» **Prompt**
Search the records for the word "FRAME" and report each line that has it.

• • • •

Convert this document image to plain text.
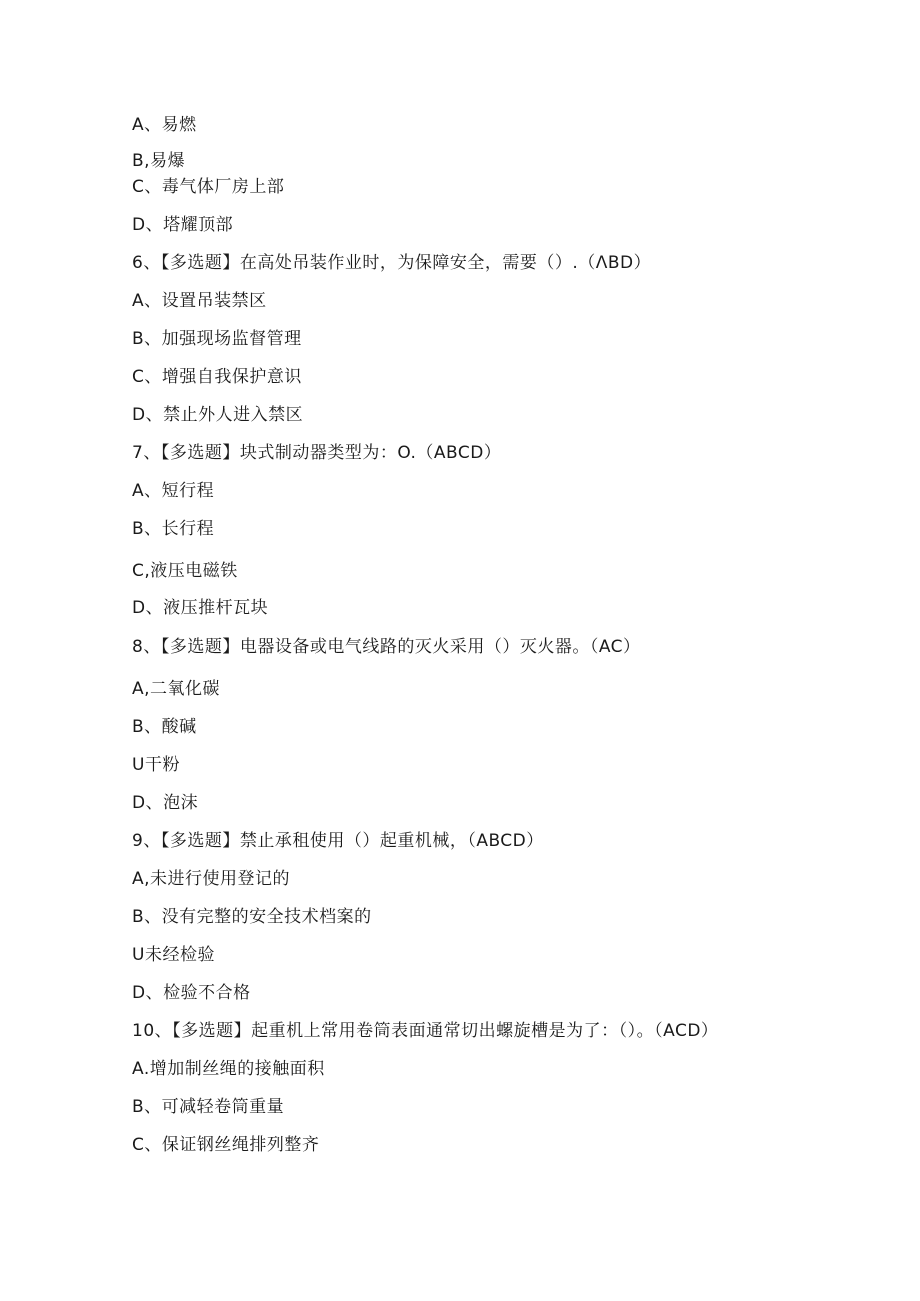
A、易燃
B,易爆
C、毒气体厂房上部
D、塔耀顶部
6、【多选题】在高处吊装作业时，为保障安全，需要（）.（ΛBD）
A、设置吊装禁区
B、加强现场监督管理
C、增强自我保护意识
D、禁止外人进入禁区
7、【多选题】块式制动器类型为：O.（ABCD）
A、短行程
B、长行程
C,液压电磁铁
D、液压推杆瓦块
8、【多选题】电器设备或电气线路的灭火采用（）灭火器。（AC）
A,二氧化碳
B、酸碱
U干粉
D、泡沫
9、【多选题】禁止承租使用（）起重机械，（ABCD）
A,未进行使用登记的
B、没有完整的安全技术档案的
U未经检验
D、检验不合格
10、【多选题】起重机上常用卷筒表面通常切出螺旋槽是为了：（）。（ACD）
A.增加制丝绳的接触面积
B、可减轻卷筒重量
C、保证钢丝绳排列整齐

• • • •

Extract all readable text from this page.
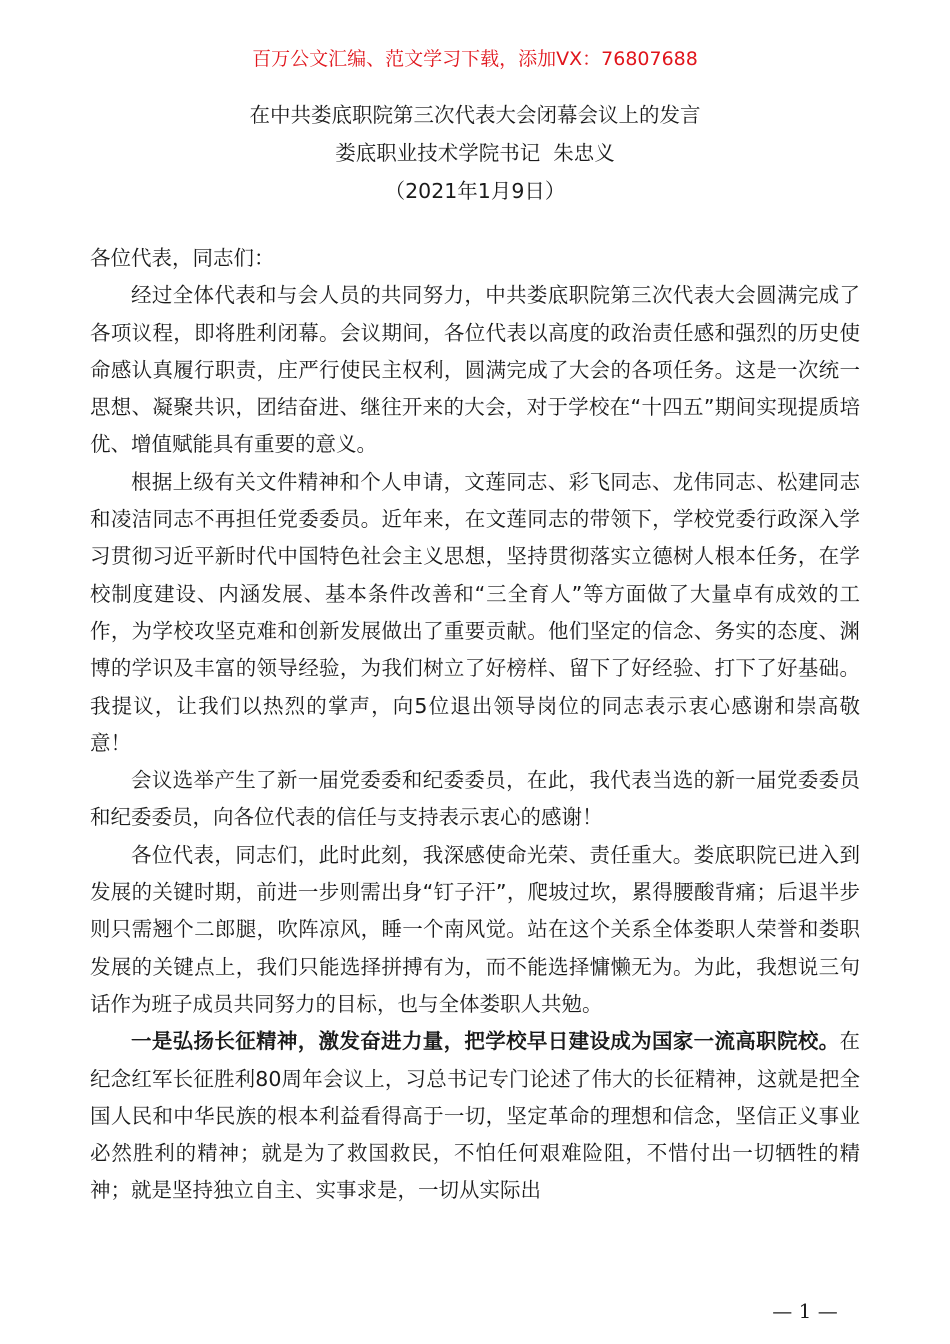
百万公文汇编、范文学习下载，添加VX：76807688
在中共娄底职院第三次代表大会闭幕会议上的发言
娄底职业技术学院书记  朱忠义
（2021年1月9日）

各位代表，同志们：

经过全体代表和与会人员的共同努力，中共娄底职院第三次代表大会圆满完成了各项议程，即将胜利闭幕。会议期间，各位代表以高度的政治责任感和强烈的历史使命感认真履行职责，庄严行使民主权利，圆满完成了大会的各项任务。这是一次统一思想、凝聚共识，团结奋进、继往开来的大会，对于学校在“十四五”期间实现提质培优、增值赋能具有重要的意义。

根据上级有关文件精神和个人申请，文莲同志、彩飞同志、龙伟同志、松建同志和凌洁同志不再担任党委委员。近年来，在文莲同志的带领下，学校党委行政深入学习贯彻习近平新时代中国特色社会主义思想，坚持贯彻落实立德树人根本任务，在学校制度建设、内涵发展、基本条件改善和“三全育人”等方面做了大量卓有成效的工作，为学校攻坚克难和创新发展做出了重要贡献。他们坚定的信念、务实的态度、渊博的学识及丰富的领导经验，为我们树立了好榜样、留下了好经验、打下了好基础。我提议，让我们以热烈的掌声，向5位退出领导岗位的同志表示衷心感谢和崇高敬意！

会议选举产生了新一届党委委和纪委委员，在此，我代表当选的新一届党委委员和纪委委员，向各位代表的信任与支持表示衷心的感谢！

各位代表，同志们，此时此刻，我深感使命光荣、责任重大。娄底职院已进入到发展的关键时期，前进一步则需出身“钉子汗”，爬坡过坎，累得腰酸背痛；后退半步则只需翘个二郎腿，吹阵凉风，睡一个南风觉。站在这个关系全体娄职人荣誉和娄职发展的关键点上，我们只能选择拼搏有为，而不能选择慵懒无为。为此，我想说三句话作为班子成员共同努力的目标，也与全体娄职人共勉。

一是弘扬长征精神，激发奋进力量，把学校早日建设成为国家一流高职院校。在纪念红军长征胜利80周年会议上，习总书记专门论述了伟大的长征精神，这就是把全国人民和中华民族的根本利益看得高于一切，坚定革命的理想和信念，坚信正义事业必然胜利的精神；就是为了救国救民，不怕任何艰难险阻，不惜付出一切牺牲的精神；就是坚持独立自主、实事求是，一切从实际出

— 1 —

• • • •

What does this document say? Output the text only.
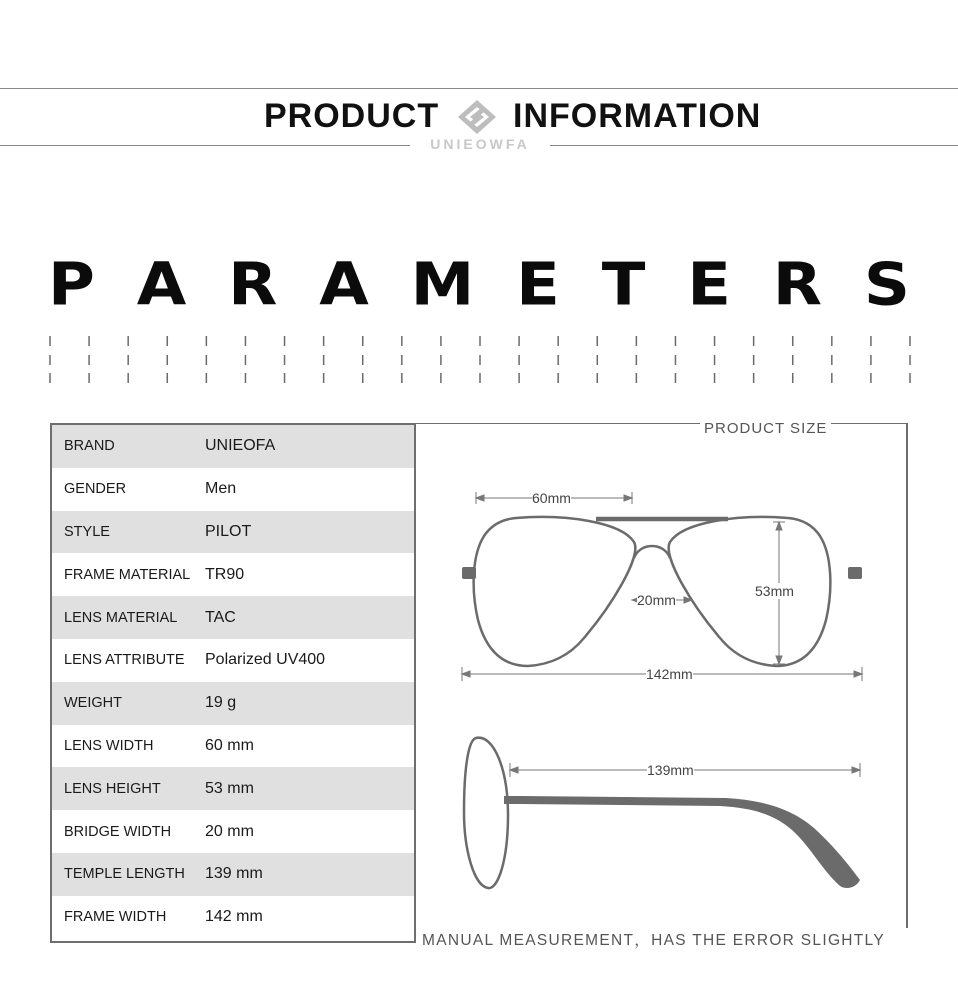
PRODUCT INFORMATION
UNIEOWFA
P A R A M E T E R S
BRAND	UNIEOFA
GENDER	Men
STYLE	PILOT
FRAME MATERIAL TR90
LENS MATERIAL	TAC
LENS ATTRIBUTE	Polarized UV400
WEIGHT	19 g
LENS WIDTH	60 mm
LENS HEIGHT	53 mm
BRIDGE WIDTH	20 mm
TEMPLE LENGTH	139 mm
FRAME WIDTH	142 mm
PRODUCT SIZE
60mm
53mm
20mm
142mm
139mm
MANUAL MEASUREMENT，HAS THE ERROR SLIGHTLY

• • • •

» **Output of the exercise**
FRAME MATERIAL TR90
FRAME WIDTH	142 mm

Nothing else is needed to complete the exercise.